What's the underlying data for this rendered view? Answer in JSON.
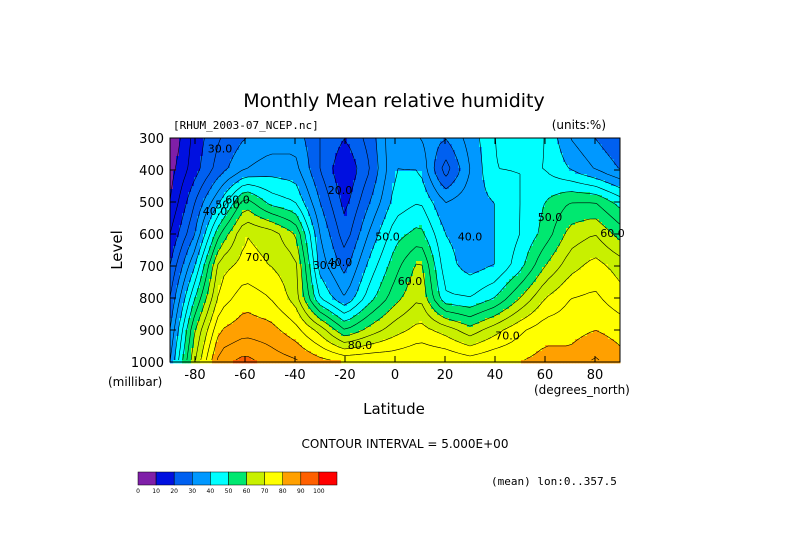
{
  "title": "Monthly Mean relative humidity",
  "dataset_label": "[RHUM_2003-07_NCEP.nc]",
  "units_label": "(units:%)",
  "y_title": "Level",
  "y_unit": "(millibar)",
  "x_title": "Latitude",
  "x_unit": "(degrees_north)",
  "contour_interval": "CONTOUR INTERVAL = 5.000E+00",
  "mean_note": "(mean) lon:0..357.5",
  "x_ticks": [
    "-80",
    "-60",
    "-40",
    "-20",
    "0",
    "20",
    "40",
    "60",
    "80"
  ],
  "y_ticks": [
    "300",
    "400",
    "500",
    "600",
    "700",
    "800",
    "900",
    "1000"
  ],
  "colorbar": {
    "labels": [
      "0",
      "10",
      "20",
      "30",
      "40",
      "50",
      "60",
      "70",
      "80",
      "90",
      "100"
    ],
    "colors": [
      "#7f1fa8",
      "#0010e0",
      "#0060f0",
      "#0098ff",
      "#00ffff",
      "#00e870",
      "#c8f000",
      "#ffff00",
      "#ffa000",
      "#ff6000",
      "#ff0000"
    ]
  },
  "contour_labels": [
    {
      "text": "30.0",
      "lat": -70,
      "p": 345
    },
    {
      "text": "40.0",
      "lat": -72,
      "p": 540
    },
    {
      "text": "50.0",
      "lat": -67,
      "p": 520
    },
    {
      "text": "60.0",
      "lat": -63,
      "p": 505
    },
    {
      "text": "70.0",
      "lat": -55,
      "p": 685
    },
    {
      "text": "20.0",
      "lat": -22,
      "p": 475
    },
    {
      "text": "30.0",
      "lat": -28,
      "p": 710
    },
    {
      "text": "40.0",
      "lat": -22,
      "p": 700
    },
    {
      "text": "50.0",
      "lat": -3,
      "p": 620
    },
    {
      "text": "60.0",
      "lat": 6,
      "p": 760
    },
    {
      "text": "40.0",
      "lat": 30,
      "p": 620
    },
    {
      "text": "50.0",
      "lat": 62,
      "p": 560
    },
    {
      "text": "60.0",
      "lat": 87,
      "p": 610
    },
    {
      "text": "70.0",
      "lat": 45,
      "p": 930
    },
    {
      "text": "80.0",
      "lat": -14,
      "p": 960
    }
  ],
  "chart_data": {
    "type": "heatmap",
    "title": "Monthly Mean relative humidity",
    "xlabel": "Latitude",
    "ylabel": "Level",
    "x_units": "degrees_north",
    "y_units": "millibar",
    "z_units": "%",
    "xlim": [
      -90,
      90
    ],
    "ylim": [
      1000,
      300
    ],
    "contour_interval": 5,
    "lat": [
      -90,
      -80,
      -70,
      -60,
      -50,
      -40,
      -30,
      -20,
      -10,
      0,
      10,
      20,
      30,
      40,
      50,
      60,
      70,
      80,
      90
    ],
    "levels": [
      300,
      400,
      500,
      600,
      700,
      800,
      900,
      1000
    ],
    "rhum": [
      [
        5,
        17,
        25,
        30,
        32,
        33,
        25,
        20,
        27,
        40,
        35,
        30,
        37,
        45,
        50,
        45,
        35,
        30,
        25
      ],
      [
        8,
        18,
        28,
        35,
        38,
        37,
        25,
        15,
        25,
        40,
        40,
        22,
        35,
        45,
        45,
        45,
        40,
        35,
        30
      ],
      [
        10,
        25,
        40,
        58,
        48,
        45,
        30,
        18,
        30,
        42,
        45,
        35,
        38,
        40,
        45,
        50,
        55,
        55,
        48
      ],
      [
        15,
        30,
        55,
        70,
        68,
        60,
        35,
        22,
        36,
        48,
        52,
        40,
        38,
        40,
        45,
        52,
        62,
        65,
        58
      ],
      [
        20,
        40,
        68,
        72,
        70,
        67,
        38,
        28,
        42,
        53,
        62,
        42,
        38,
        40,
        48,
        60,
        68,
        72,
        68
      ],
      [
        25,
        50,
        72,
        78,
        75,
        68,
        45,
        35,
        48,
        58,
        65,
        46,
        45,
        50,
        60,
        70,
        75,
        76,
        72
      ],
      [
        30,
        60,
        80,
        83,
        82,
        77,
        68,
        55,
        62,
        68,
        72,
        68,
        62,
        68,
        74,
        78,
        78,
        80,
        78
      ],
      [
        35,
        65,
        88,
        92,
        88,
        86,
        82,
        80,
        80,
        79,
        80,
        80,
        78,
        80,
        80,
        82,
        82,
        86,
        82
      ]
    ]
  }
}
+ + +
Copy every line in the entries above that has the string "humidity" in it.

■ Problem solution:
  "title": "Monthly Mean relative humidity",
    "title": "Monthly Mean relative humidity",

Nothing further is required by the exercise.